Only lines with the word "name" are needed; collect each of them from the listing below.

---+---

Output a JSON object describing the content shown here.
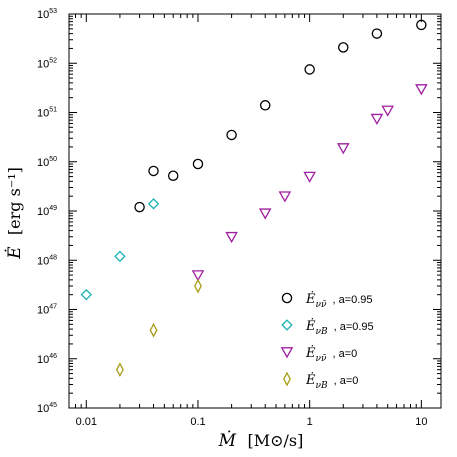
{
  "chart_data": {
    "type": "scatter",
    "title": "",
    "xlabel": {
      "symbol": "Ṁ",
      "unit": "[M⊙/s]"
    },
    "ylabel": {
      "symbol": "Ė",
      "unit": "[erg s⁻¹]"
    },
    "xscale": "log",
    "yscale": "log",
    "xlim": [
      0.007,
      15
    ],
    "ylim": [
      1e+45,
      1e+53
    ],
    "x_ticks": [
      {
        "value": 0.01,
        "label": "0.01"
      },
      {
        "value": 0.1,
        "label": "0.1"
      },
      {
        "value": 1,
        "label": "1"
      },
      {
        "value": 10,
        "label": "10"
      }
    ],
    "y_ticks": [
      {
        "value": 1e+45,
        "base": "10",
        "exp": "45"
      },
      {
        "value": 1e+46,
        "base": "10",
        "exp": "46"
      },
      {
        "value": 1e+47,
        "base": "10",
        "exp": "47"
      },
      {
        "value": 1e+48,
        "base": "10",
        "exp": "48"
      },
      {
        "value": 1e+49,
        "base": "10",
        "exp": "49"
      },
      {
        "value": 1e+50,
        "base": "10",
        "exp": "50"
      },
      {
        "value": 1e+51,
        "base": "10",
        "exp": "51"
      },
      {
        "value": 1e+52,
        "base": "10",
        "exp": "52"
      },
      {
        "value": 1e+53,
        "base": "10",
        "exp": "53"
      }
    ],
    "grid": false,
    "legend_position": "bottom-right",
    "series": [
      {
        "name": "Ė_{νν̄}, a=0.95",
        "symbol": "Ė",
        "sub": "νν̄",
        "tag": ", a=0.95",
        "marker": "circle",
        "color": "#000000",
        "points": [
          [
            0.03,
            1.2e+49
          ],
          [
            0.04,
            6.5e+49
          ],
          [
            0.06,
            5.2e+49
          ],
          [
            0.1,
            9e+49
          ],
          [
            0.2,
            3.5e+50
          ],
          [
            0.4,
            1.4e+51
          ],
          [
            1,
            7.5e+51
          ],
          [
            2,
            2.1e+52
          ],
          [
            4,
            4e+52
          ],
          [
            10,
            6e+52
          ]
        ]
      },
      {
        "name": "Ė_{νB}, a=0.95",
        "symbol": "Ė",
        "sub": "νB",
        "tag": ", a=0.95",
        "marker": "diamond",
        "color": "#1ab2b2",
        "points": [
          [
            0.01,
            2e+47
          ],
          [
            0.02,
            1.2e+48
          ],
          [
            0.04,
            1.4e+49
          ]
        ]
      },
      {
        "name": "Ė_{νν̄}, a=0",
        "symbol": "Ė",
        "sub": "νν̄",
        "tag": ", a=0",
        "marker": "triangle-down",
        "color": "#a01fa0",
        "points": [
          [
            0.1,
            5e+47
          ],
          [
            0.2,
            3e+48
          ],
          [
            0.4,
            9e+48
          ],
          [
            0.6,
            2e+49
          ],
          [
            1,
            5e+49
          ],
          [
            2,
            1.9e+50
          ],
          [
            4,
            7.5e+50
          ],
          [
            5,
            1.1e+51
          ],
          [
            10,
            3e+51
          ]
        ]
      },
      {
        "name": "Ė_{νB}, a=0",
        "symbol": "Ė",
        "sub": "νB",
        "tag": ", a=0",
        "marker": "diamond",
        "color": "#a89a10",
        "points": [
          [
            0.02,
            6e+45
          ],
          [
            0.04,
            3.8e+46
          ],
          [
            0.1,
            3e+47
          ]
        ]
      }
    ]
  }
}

---+---

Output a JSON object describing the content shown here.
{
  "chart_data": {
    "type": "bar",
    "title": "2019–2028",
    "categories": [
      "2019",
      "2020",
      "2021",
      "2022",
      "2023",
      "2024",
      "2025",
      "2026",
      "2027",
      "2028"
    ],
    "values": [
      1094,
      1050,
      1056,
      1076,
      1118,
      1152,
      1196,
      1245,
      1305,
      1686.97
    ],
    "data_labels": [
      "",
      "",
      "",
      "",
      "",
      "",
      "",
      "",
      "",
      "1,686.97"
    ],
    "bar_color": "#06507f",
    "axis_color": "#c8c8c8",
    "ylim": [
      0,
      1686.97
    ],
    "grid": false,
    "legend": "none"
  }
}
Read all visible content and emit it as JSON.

---+---

• _The response_:
        "name": "Ė_{νν̄}, a=0.95",
        "name": "Ė_{νB}, a=0.95",
        "name": "Ė_{νν̄}, a=0",
        "name": "Ė_{νB}, a=0",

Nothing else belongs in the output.